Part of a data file
# # # # # # #
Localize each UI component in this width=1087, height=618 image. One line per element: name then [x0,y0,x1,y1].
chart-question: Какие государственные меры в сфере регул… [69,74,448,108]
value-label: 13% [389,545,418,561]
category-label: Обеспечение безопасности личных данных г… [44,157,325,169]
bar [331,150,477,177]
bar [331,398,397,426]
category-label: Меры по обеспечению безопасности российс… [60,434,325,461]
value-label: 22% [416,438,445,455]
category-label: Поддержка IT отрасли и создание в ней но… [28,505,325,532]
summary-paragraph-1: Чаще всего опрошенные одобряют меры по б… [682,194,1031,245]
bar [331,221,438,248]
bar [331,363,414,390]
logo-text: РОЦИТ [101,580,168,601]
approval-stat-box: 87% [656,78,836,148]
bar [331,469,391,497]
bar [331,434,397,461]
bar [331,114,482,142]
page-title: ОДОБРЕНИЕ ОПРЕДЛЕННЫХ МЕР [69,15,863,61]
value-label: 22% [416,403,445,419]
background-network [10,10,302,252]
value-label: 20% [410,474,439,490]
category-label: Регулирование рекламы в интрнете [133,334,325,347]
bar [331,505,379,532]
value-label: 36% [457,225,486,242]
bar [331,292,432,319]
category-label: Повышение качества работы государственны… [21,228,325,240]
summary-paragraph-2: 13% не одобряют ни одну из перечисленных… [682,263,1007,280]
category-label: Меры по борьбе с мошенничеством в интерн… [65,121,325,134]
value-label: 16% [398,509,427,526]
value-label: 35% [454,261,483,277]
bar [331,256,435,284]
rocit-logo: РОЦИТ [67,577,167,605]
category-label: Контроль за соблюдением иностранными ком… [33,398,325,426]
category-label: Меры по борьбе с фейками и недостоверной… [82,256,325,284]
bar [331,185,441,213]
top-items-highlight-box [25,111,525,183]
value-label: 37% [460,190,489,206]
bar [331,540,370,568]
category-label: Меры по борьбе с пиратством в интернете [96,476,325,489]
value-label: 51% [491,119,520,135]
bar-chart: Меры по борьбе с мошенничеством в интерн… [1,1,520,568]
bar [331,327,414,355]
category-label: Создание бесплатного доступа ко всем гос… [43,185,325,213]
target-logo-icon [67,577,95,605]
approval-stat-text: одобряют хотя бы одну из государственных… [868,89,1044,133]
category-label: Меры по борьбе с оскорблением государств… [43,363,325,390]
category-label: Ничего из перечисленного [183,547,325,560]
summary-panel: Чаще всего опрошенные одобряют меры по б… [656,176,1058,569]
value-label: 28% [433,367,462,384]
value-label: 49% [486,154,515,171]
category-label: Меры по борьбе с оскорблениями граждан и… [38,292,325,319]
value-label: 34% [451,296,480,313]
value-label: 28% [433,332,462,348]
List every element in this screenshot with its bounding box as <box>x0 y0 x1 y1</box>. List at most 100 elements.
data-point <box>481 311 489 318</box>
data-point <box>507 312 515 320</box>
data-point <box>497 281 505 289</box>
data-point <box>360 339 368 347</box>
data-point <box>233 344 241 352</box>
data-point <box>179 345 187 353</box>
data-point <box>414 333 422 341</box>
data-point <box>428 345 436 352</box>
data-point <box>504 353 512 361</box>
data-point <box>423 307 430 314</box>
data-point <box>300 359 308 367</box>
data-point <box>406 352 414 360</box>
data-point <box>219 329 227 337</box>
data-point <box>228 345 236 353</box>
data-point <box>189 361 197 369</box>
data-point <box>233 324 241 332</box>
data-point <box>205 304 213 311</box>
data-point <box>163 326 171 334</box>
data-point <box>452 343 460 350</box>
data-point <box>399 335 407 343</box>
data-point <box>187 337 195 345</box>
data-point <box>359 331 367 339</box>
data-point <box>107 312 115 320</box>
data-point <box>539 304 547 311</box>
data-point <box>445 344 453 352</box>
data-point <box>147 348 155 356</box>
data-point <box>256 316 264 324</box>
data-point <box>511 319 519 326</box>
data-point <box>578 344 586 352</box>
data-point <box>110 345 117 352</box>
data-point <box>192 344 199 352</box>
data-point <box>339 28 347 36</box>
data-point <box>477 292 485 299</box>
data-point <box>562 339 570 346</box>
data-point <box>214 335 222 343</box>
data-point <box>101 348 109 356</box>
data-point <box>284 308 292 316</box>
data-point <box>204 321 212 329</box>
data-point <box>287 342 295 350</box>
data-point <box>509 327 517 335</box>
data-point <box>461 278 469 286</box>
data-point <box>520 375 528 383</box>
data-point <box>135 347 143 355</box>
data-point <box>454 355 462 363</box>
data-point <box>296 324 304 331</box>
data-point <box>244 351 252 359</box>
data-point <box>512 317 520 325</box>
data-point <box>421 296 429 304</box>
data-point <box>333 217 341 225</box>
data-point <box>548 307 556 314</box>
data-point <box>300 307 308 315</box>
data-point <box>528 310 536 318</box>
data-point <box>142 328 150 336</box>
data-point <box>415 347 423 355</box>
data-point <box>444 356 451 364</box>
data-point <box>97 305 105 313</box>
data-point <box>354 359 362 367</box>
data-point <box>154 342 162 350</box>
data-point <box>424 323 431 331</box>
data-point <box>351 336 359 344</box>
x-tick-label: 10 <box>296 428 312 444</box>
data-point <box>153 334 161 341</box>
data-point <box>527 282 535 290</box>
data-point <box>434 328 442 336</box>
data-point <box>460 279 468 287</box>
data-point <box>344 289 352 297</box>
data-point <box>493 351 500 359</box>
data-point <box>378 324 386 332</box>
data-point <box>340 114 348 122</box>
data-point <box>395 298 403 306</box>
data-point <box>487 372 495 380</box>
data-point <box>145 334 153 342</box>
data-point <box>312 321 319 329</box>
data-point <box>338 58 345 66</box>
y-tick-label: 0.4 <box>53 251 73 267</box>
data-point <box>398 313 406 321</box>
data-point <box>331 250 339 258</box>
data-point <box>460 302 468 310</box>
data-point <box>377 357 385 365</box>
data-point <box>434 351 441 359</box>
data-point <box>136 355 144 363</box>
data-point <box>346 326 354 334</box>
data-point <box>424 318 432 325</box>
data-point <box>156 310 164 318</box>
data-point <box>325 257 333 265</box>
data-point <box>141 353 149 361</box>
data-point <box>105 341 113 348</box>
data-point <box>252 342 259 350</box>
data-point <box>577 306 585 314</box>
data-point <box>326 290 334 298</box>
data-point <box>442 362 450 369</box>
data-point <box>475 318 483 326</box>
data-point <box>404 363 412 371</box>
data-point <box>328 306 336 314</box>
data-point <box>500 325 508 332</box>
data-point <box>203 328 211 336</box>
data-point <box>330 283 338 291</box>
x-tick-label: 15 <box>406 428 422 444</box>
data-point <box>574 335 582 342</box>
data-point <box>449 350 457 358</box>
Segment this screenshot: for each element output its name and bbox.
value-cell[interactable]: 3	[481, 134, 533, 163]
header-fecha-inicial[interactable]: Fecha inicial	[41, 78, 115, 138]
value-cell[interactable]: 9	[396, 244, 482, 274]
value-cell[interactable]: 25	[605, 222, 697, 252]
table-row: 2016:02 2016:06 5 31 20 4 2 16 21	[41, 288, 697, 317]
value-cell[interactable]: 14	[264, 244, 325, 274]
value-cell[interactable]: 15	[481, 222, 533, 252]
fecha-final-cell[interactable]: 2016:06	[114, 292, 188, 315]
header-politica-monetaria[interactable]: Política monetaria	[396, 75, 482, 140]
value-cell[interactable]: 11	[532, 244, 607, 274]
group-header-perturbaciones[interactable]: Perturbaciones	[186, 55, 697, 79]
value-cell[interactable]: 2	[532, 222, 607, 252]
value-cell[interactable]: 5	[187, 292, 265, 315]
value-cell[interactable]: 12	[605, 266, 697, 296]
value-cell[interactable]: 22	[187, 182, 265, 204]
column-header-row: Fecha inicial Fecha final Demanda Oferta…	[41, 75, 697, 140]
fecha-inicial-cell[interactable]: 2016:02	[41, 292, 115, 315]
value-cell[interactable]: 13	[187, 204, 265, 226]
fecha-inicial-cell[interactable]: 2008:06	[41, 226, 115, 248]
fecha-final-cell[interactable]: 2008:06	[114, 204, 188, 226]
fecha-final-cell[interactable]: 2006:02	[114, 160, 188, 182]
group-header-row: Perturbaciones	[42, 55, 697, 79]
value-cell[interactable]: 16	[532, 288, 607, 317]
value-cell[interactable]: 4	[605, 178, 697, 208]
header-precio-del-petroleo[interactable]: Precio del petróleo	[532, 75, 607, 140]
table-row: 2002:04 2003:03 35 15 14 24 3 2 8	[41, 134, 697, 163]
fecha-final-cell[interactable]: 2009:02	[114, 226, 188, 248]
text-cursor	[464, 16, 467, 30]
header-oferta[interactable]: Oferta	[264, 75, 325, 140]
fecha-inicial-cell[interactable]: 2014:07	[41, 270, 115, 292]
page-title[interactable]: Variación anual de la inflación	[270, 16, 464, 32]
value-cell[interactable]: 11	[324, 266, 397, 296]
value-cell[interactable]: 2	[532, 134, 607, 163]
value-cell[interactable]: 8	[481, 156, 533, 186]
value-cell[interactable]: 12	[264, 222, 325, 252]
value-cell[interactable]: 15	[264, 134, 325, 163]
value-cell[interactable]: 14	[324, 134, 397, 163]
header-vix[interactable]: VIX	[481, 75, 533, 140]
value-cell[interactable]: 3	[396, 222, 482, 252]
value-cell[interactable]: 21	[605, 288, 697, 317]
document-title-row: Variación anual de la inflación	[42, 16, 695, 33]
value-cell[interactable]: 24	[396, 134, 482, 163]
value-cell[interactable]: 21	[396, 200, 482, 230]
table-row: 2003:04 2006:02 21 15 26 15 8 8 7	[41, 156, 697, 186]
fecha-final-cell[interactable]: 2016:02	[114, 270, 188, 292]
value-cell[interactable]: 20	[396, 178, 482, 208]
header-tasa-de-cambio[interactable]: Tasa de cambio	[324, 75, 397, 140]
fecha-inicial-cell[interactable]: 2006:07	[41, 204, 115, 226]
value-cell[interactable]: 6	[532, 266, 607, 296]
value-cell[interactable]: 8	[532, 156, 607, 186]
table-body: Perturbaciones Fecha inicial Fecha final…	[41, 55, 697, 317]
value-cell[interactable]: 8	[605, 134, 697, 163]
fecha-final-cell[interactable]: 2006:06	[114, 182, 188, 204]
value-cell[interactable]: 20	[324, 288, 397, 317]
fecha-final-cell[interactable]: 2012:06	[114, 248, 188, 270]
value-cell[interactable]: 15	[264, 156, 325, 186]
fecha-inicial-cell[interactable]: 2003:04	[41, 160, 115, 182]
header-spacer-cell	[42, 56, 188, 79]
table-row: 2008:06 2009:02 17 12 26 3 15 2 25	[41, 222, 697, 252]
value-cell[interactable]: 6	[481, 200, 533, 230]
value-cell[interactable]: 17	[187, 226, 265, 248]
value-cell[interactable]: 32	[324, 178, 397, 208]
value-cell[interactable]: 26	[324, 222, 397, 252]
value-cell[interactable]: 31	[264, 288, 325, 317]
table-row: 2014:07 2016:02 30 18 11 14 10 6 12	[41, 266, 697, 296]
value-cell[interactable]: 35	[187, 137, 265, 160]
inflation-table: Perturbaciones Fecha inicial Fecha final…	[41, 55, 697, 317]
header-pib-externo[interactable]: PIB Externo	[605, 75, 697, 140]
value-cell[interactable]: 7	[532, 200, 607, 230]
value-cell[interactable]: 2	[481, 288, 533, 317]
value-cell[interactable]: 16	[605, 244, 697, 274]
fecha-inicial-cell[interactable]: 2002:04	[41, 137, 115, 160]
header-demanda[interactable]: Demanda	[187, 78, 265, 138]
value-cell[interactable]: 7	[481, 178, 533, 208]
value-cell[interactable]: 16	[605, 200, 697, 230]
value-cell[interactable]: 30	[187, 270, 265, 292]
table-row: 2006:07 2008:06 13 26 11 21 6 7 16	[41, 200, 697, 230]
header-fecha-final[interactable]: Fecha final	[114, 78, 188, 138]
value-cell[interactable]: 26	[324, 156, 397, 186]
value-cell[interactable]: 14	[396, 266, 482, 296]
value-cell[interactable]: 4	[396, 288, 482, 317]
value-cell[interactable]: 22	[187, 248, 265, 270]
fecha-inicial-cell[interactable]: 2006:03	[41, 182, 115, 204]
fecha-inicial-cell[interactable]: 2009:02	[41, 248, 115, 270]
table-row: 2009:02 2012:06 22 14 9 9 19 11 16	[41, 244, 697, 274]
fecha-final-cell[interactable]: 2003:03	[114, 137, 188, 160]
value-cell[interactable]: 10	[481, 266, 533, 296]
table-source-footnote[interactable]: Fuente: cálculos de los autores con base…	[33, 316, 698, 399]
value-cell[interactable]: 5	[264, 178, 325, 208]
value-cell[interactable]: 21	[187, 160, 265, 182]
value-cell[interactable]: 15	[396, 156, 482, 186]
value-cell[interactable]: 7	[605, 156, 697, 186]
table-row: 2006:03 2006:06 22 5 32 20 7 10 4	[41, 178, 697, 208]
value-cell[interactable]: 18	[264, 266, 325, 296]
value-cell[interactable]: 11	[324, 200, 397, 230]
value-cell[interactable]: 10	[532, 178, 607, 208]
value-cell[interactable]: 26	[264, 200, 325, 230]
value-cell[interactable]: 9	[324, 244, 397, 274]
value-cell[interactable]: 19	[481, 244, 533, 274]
# # # # # # #
• _What to do_: Count the lines of the items above that contain the string "одну", treating uppercase and lowercase as different. Give only the number.

• _Task output_: 2